Provided records —
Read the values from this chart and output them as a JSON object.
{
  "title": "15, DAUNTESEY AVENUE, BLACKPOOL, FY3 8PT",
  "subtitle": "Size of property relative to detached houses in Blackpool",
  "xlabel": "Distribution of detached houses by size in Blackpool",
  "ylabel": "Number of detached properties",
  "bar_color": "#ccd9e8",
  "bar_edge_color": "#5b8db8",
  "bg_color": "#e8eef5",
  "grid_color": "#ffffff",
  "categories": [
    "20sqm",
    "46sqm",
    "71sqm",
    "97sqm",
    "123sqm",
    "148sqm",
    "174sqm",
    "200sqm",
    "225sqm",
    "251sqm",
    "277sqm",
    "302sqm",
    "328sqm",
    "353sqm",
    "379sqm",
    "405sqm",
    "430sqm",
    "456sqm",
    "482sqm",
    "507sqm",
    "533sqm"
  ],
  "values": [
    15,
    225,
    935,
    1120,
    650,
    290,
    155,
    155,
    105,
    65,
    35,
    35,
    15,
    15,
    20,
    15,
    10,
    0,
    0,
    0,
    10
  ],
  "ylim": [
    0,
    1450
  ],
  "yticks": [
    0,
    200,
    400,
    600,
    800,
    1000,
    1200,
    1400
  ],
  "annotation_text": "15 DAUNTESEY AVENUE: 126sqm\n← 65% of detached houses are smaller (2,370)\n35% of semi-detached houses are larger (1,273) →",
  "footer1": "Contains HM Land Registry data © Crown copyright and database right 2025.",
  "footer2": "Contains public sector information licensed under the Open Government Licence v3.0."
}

What is needed —
Take the records above and return them exactly as written.

Correct response —
Read the values from this chart and output them as a JSON object.
{
  "title": "15, DAUNTESEY AVENUE, BLACKPOOL, FY3 8PT",
  "subtitle": "Size of property relative to detached houses in Blackpool",
  "xlabel": "Distribution of detached houses by size in Blackpool",
  "ylabel": "Number of detached properties",
  "bar_color": "#ccd9e8",
  "bar_edge_color": "#5b8db8",
  "bg_color": "#e8eef5",
  "grid_color": "#ffffff",
  "categories": [
    "20sqm",
    "46sqm",
    "71sqm",
    "97sqm",
    "123sqm",
    "148sqm",
    "174sqm",
    "200sqm",
    "225sqm",
    "251sqm",
    "277sqm",
    "302sqm",
    "328sqm",
    "353sqm",
    "379sqm",
    "405sqm",
    "430sqm",
    "456sqm",
    "482sqm",
    "507sqm",
    "533sqm"
  ],
  "values": [
    15,
    225,
    935,
    1120,
    650,
    290,
    155,
    155,
    105,
    65,
    35,
    35,
    15,
    15,
    20,
    15,
    10,
    0,
    0,
    0,
    10
  ],
  "ylim": [
    0,
    1450
  ],
  "yticks": [
    0,
    200,
    400,
    600,
    800,
    1000,
    1200,
    1400
  ],
  "annotation_text": "15 DAUNTESEY AVENUE: 126sqm\n← 65% of detached houses are smaller (2,370)\n35% of semi-detached houses are larger (1,273) →",
  "footer1": "Contains HM Land Registry data © Crown copyright and database right 2025.",
  "footer2": "Contains public sector information licensed under the Open Government Licence v3.0."
}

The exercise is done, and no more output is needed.